Aggiorni il brano sull'indagine riscrivendo tutto il passo da "La corposa indagine" giù fino a "dimora a Roseto.", con "carcere" sostituito da "prigione".
------ SEGMENTO DI TESTO ------
L’assalto di ottobre ai carabinieri ha dato il via all’indagine dell’Arma che ha svelato l’esistenza di un gruppo che si faceva chiamare “Gioventù fascista rosetana” inserito nel tifo del Roseto basket in chiave violenta. Una violenza che si coniugava, almeno così emerge dalla lettura delle chat acquisite dagli investigatori, con ideologie di estrema destra: così nelle conversazioni scambiate sul gruppo Whatsapp “Roseto youth”, con circa 40 membri, venivano condivise foto e immagini di stampo nazista, musiche e slogan fascisti. La chat,inoltre, veniva utilizzata per sfogare odio verso gli stranieri, in particolare verso i migranti che a Roseto trovano ospitalità nel residence Felicioni.

La corposa indagine ha portato all’iscrizione di 17 persone nel registro degli indagati per diverse ipotesi di reato a partire dall’istigazione a delinquere per motivi di discriminazione razziale, etnica e religiosa, contestata a 14 indagati. Poi ci sono ipotesi di danneggiamento, lesioni personali, resistenza, accensione ed esplosioni pericolose. Degli indagati, solo Lupi è finito in carcere. Altri tre ragazzi sono agli arresti domiciliari e per loro l’interrogatorio di garanzia ci sarà nei prossimi giorni, mentre per quattro è scattato l’obbligo di dimora a Roseto.
------ DATI IN ESAME ------
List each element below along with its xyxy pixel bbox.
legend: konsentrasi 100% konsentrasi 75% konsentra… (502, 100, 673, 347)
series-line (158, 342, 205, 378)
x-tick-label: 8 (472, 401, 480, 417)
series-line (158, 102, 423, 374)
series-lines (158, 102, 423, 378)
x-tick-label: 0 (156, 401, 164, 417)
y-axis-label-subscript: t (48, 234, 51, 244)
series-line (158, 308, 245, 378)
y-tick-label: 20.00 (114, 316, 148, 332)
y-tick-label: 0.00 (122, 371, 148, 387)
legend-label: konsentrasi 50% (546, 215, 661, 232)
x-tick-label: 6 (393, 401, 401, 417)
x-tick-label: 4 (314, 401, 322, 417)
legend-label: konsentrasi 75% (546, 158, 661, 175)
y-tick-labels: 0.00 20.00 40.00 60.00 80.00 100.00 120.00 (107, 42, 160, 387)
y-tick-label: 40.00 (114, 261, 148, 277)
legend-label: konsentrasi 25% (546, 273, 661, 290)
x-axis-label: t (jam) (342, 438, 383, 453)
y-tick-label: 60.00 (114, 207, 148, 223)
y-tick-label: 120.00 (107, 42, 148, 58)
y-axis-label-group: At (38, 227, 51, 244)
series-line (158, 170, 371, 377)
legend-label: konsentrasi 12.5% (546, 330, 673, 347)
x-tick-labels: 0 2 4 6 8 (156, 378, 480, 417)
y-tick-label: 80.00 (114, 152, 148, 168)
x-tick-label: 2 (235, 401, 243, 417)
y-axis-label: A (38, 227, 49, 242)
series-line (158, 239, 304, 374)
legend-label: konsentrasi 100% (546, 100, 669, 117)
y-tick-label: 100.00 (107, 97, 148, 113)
------
◆ **RISPOSTA**
La corposa indagine ha portato all’iscrizione di 17 persone nel registro degli indagati per diverse ipotesi di reato a partire dall’istigazione a delinquere per motivi di discriminazione razziale, etnica e religiosa, contestata a 14 indagati. Poi ci sono ipotesi di danneggiamento, lesioni personali, resistenza, accensione ed esplosioni pericolose. Degli indagati, solo Lupi è finito in prigione. Altri tre ragazzi sono agli arresti domiciliari e per loro l’interrogatorio di garanzia ci sarà nei prossimi giorni, mentre per quattro è scattato l’obbligo di dimora a Roseto.